WHAT IS EXPECTED: The listing below must be repeated word for word, with its images excluded.

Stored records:
>> Start

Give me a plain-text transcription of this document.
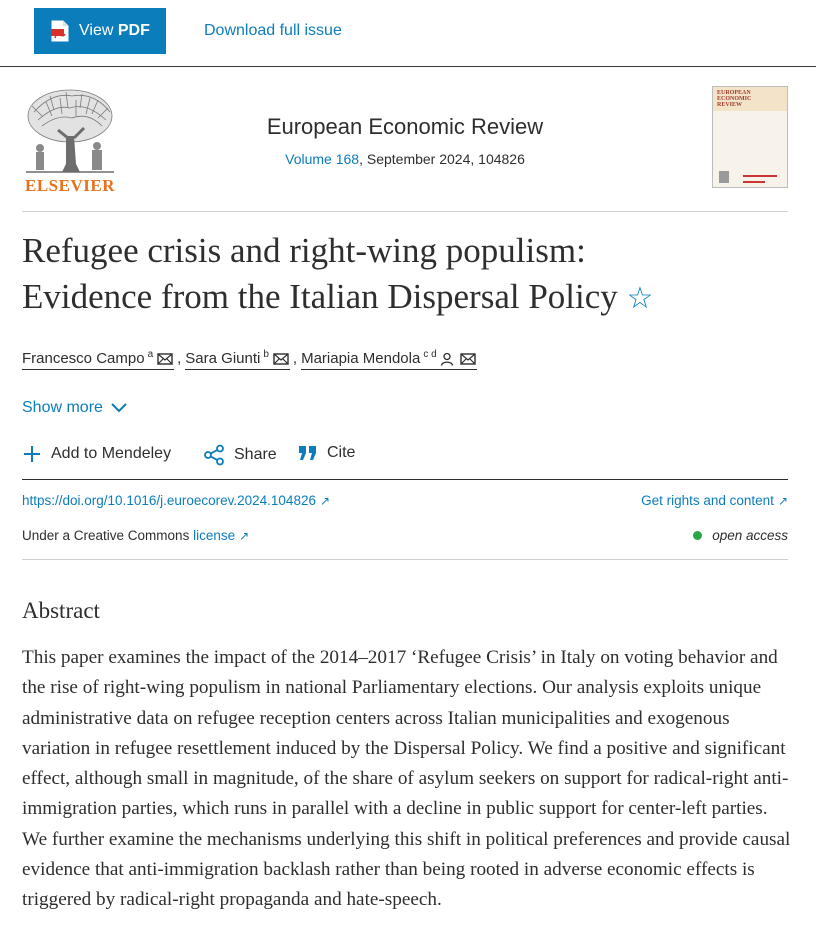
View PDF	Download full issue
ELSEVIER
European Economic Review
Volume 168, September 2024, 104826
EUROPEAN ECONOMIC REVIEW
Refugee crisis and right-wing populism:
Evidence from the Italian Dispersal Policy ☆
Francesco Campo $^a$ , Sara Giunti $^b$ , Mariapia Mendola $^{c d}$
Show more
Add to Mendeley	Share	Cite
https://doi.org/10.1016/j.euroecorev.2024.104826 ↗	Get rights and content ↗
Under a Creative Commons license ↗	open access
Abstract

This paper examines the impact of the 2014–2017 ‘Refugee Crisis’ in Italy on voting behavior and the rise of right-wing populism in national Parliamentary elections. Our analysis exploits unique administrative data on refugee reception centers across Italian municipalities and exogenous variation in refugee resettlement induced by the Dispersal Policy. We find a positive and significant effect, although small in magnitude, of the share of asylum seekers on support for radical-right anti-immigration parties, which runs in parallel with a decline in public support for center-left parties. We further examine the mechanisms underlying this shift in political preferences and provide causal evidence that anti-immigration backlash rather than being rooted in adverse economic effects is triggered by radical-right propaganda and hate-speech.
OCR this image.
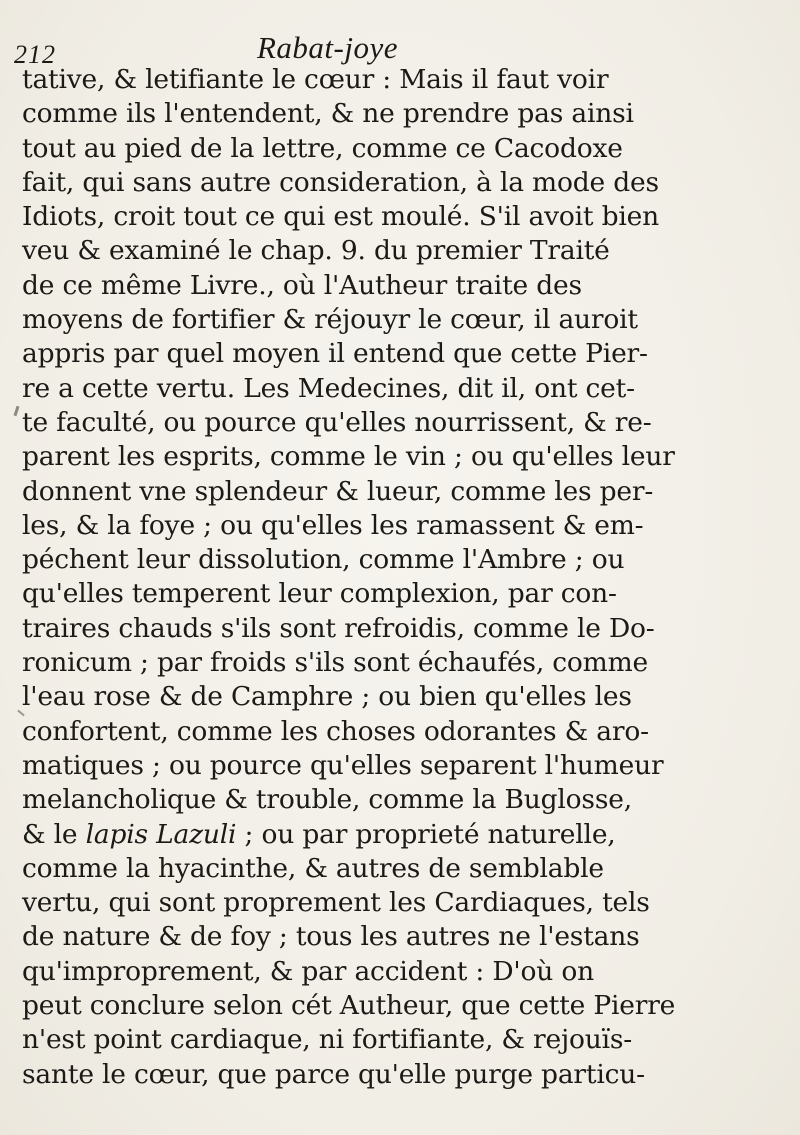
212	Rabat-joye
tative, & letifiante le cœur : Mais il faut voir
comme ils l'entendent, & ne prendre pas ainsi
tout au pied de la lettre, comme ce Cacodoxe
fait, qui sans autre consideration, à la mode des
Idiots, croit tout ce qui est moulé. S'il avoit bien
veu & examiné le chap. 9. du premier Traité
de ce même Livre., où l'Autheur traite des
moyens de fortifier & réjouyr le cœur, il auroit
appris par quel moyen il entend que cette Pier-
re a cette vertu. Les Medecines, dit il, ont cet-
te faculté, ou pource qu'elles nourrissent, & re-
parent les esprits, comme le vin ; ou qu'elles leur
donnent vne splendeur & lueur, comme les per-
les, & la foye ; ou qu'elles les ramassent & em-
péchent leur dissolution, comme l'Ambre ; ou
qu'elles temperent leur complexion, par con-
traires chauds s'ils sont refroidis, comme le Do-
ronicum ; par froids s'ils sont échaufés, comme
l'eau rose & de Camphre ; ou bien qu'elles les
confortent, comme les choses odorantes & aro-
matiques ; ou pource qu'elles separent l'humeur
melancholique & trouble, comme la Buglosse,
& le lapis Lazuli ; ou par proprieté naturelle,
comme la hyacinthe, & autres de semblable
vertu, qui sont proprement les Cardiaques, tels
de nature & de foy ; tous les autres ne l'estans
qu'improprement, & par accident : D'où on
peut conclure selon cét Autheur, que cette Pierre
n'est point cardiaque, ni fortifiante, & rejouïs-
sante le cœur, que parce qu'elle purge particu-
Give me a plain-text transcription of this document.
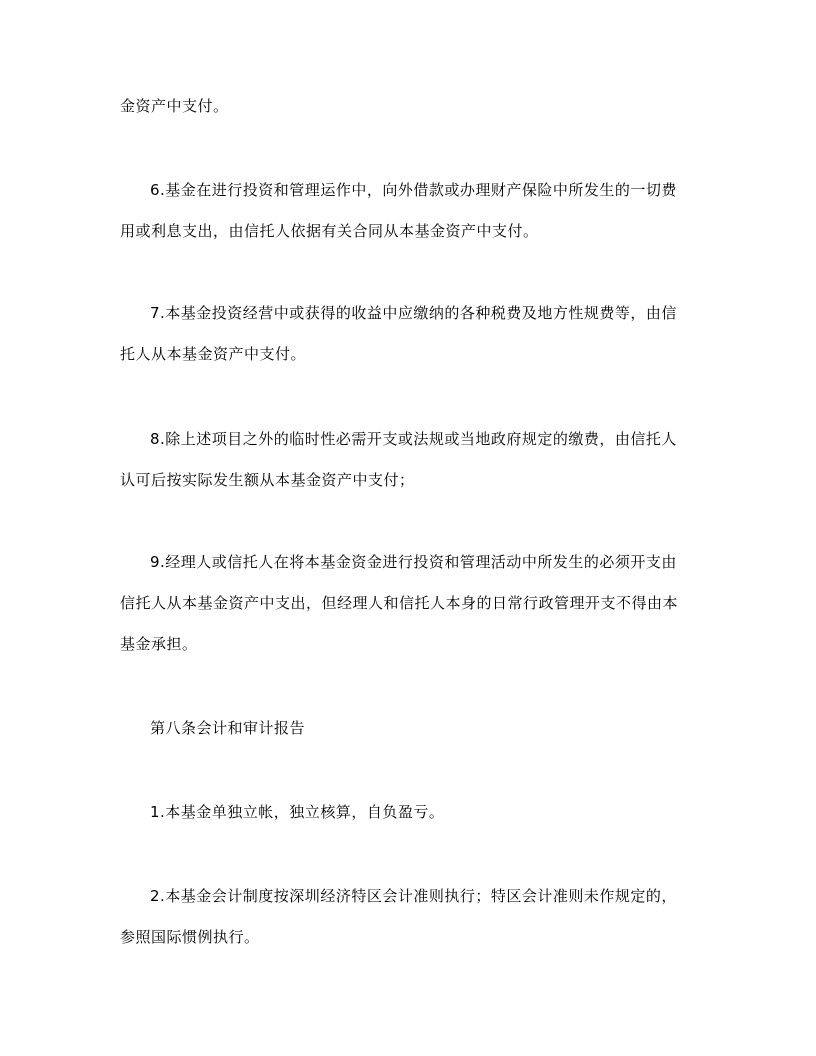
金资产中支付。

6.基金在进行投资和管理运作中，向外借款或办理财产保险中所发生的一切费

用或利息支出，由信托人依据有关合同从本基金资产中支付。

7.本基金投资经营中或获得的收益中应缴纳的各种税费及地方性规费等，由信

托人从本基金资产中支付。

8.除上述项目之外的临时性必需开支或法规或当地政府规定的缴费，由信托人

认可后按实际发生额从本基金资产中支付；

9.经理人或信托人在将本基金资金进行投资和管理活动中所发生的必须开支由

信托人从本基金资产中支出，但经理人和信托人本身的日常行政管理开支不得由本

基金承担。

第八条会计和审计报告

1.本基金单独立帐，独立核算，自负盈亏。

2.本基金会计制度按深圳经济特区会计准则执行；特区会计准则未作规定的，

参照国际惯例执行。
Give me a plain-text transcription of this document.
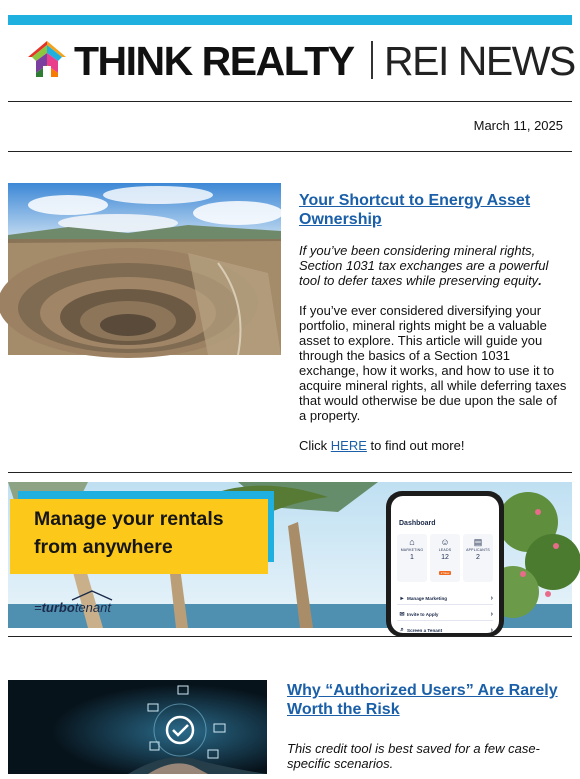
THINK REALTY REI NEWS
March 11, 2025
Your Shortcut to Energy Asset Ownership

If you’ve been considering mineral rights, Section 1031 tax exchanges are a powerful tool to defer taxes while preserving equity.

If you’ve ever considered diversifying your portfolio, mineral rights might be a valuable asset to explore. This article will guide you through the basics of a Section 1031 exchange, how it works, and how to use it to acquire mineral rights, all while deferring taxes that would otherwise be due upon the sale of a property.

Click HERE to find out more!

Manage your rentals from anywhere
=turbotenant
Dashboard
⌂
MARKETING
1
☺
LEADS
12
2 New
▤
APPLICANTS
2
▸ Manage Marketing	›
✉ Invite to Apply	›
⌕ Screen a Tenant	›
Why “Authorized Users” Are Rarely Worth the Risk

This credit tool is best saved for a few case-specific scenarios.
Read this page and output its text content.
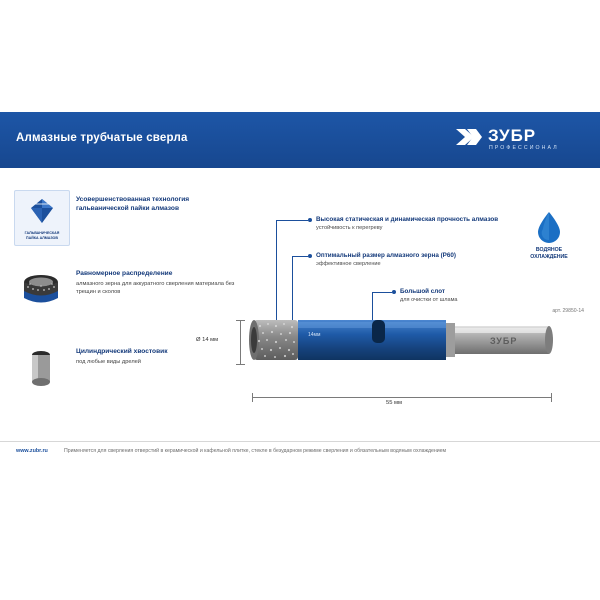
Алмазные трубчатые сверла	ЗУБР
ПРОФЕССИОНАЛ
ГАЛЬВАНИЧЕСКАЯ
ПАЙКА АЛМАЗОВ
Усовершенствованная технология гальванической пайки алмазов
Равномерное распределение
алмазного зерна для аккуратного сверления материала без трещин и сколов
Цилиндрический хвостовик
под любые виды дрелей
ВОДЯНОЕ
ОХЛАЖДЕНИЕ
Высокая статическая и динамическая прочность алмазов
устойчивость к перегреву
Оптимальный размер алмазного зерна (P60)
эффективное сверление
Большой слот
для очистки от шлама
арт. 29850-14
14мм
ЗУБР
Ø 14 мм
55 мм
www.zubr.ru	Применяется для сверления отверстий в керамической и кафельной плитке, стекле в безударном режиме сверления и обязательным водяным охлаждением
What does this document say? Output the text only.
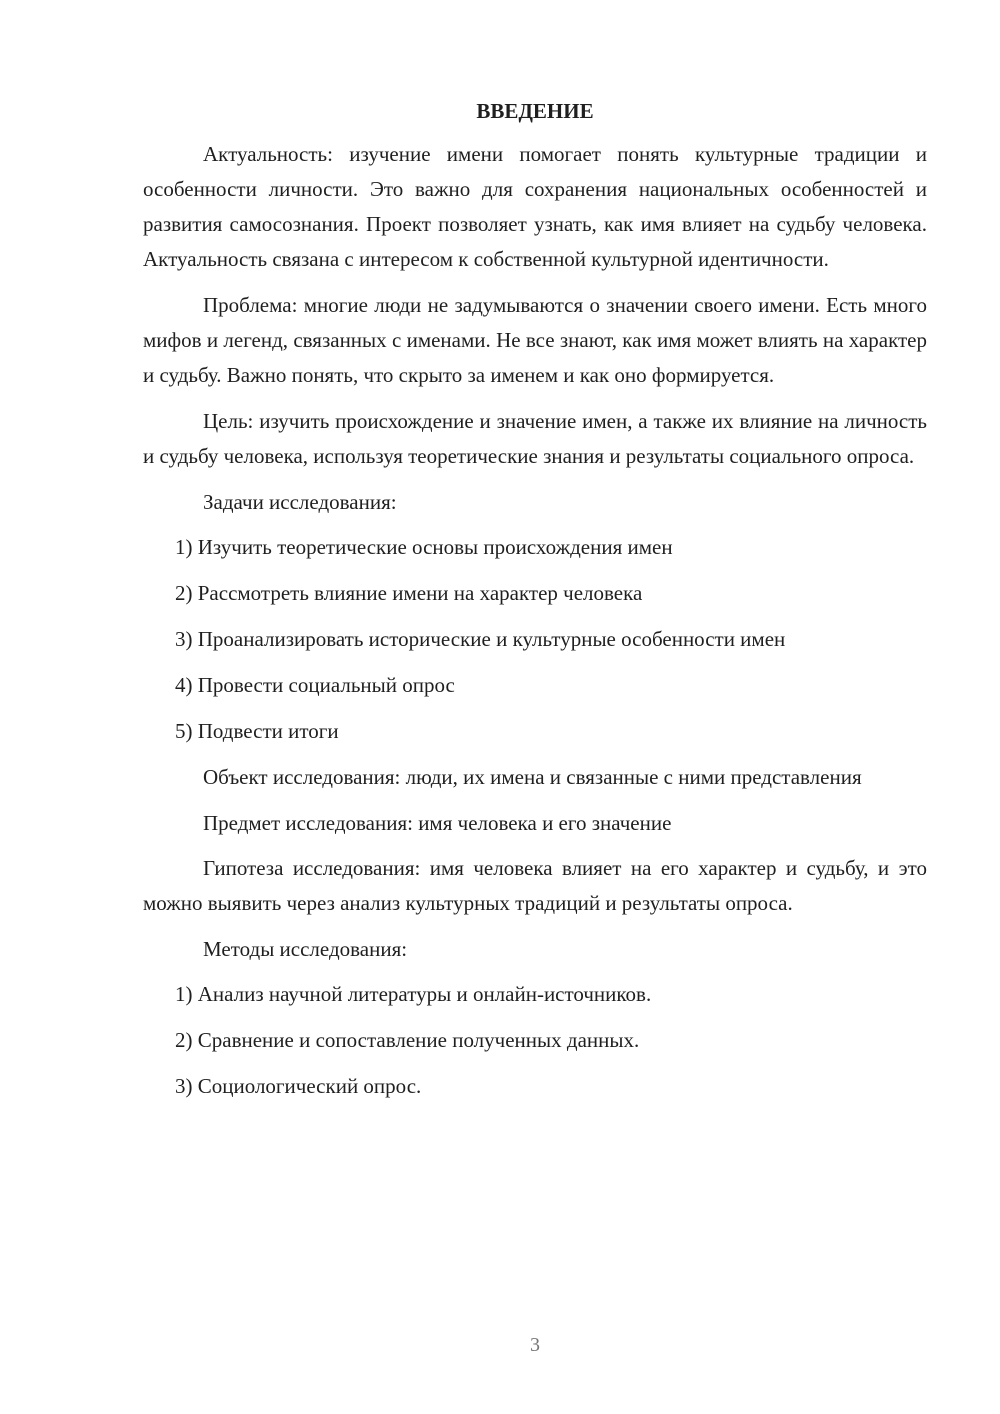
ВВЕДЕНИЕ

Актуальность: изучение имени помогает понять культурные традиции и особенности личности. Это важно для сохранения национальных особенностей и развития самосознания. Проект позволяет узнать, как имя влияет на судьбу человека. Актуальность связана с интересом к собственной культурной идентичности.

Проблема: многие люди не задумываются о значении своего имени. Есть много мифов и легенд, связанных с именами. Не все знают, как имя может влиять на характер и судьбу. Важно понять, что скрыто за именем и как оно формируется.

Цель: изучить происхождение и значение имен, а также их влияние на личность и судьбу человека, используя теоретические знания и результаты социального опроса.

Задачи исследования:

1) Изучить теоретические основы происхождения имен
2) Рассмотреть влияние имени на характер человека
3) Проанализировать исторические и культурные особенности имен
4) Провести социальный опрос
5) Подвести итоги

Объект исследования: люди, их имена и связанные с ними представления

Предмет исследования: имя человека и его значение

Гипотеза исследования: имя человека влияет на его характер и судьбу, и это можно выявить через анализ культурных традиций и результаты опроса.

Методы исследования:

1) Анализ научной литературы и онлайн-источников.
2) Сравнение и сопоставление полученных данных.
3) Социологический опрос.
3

>> End

TASK RESULT:
Give me a plain-text transcription of this document.
View PDF	Download full issue
ELSEVIER
European Economic Review
Volume 168, September 2024, 104826
EUROPEAN ECONOMIC REVIEW
Refugee crisis and right-wing populism:
Evidence from the Italian Dispersal Policy ☆
Francesco Campo $^a$ , Sara Giunti $^b$ , Mariapia Mendola $^{c d}$
Show more
Add to Mendeley	Share	Cite
https://doi.org/10.1016/j.euroecorev.2024.104826 ↗	Get rights and content ↗
Under a Creative Commons license ↗	open access
Abstract

This paper examines the impact of the 2014–2017 ‘Refugee Crisis’ in Italy on voting behavior and the rise of right-wing populism in national Parliamentary elections. Our analysis exploits unique administrative data on refugee reception centers across Italian municipalities and exogenous variation in refugee resettlement induced by the Dispersal Policy. We find a positive and significant effect, although small in magnitude, of the share of asylum seekers on support for radical-right anti-immigration parties, which runs in parallel with a decline in public support for center-left parties. We further examine the mechanisms underlying this shift in political preferences and provide causal evidence that anti-immigration backlash rather than being rooted in adverse economic effects is triggered by radical-right propaganda and hate-speech.
OCR this image.
212	Rabat-joye
tative, & letifiante le cœur : Mais il faut voir
comme ils l'entendent, & ne prendre pas ainsi
tout au pied de la lettre, comme ce Cacodoxe
fait, qui sans autre consideration, à la mode des
Idiots, croit tout ce qui est moulé. S'il avoit bien
veu & examiné le chap. 9. du premier Traité
de ce même Livre., où l'Autheur traite des
moyens de fortifier & réjouyr le cœur, il auroit
appris par quel moyen il entend que cette Pier-
re a cette vertu. Les Medecines, dit il, ont cet-
te faculté, ou pource qu'elles nourrissent, & re-
parent les esprits, comme le vin ; ou qu'elles leur
donnent vne splendeur & lueur, comme les per-
les, & la foye ; ou qu'elles les ramassent & em-
péchent leur dissolution, comme l'Ambre ; ou
qu'elles temperent leur complexion, par con-
traires chauds s'ils sont refroidis, comme le Do-
ronicum ; par froids s'ils sont échaufés, comme
l'eau rose & de Camphre ; ou bien qu'elles les
confortent, comme les choses odorantes & aro-
matiques ; ou pource qu'elles separent l'humeur
melancholique & trouble, comme la Buglosse,
& le lapis Lazuli ; ou par proprieté naturelle,
comme la hyacinthe, & autres de semblable
vertu, qui sont proprement les Cardiaques, tels
de nature & de foy ; tous les autres ne l'estans
qu'improprement, & par accident : D'où on
peut conclure selon cét Autheur, que cette Pierre
n'est point cardiaque, ni fortifiante, & rejouïs-
sante le cœur, que parce qu'elle purge particu-
Give me a plain-text transcription of this document.
金资产中支付。

6.基金在进行投资和管理运作中，向外借款或办理财产保险中所发生的一切费

用或利息支出，由信托人依据有关合同从本基金资产中支付。

7.本基金投资经营中或获得的收益中应缴纳的各种税费及地方性规费等，由信

托人从本基金资产中支付。

8.除上述项目之外的临时性必需开支或法规或当地政府规定的缴费，由信托人

认可后按实际发生额从本基金资产中支付；

9.经理人或信托人在将本基金资金进行投资和管理活动中所发生的必须开支由

信托人从本基金资产中支出，但经理人和信托人本身的日常行政管理开支不得由本

基金承担。

第八条会计和审计报告

1.本基金单独立帐，独立核算，自负盈亏。

2.本基金会计制度按深圳经济特区会计准则执行；特区会计准则未作规定的，

参照国际惯例执行。
Give me a plain-text transcription of this document.
THINK REALTY REI NEWS
March 11, 2025
Your Shortcut to Energy Asset Ownership

If you’ve been considering mineral rights, Section 1031 tax exchanges are a powerful tool to defer taxes while preserving equity.

If you’ve ever considered diversifying your portfolio, mineral rights might be a valuable asset to explore. This article will guide you through the basics of a Section 1031 exchange, how it works, and how to use it to acquire mineral rights, all while deferring taxes that would otherwise be due upon the sale of a property.

Click HERE to find out more!

Manage your rentals from anywhere
=turbotenant
Dashboard
⌂
MARKETING
1
☺
LEADS
12
2 New
▤
APPLICANTS
2
▸ Manage Marketing	›
✉ Invite to Apply	›
⌕ Screen a Tenant	›
Why “Authorized Users” Are Rarely Worth the Risk

This credit tool is best saved for a few case-specific scenarios.
Read this page and output its text content.
Алмазные трубчатые сверла	ЗУБР
ПРОФЕССИОНАЛ
ГАЛЬВАНИЧЕСКАЯ
ПАЙКА АЛМАЗОВ
Усовершенствованная технология гальванической пайки алмазов
Равномерное распределение
алмазного зерна для аккуратного сверления материала без трещин и сколов
Цилиндрический хвостовик
под любые виды дрелей
ВОДЯНОЕ
ОХЛАЖДЕНИЕ
Высокая статическая и динамическая прочность алмазов
устойчивость к перегреву
Оптимальный размер алмазного зерна (P60)
эффективное сверление
Большой слот
для очистки от шлама
арт. 29850-14
14мм
ЗУБР
Ø 14 мм
55 мм
www.zubr.ru	Применяется для сверления отверстий в керамической и кафельной плитке, стекле в безударном режиме сверления и обязательным водяным охлаждением
What does this document say? Output the text only.
ВВЕДЕНИЕ

Актуальность: изучение имени помогает понять культурные традиции и особенности личности. Это важно для сохранения национальных особенностей и развития самосознания. Проект позволяет узнать, как имя влияет на судьбу человека. Актуальность связана с интересом к собственной культурной идентичности.

Проблема: многие люди не задумываются о значении своего имени. Есть много мифов и легенд, связанных с именами. Не все знают, как имя может влиять на характер и судьбу. Важно понять, что скрыто за именем и как оно формируется.

Цель: изучить происхождение и значение имен, а также их влияние на личность и судьбу человека, используя теоретические знания и результаты социального опроса.

Задачи исследования:

1) Изучить теоретические основы происхождения имен
2) Рассмотреть влияние имени на характер человека
3) Проанализировать исторические и культурные особенности имен
4) Провести социальный опрос
5) Подвести итоги

Объект исследования: люди, их имена и связанные с ними представления

Предмет исследования: имя человека и его значение

Гипотеза исследования: имя человека влияет на его характер и судьбу, и это можно выявить через анализ культурных традиций и результаты опроса.

Методы исследования:

1) Анализ научной литературы и онлайн-источников.
2) Сравнение и сопоставление полученных данных.
3) Социологический опрос.
3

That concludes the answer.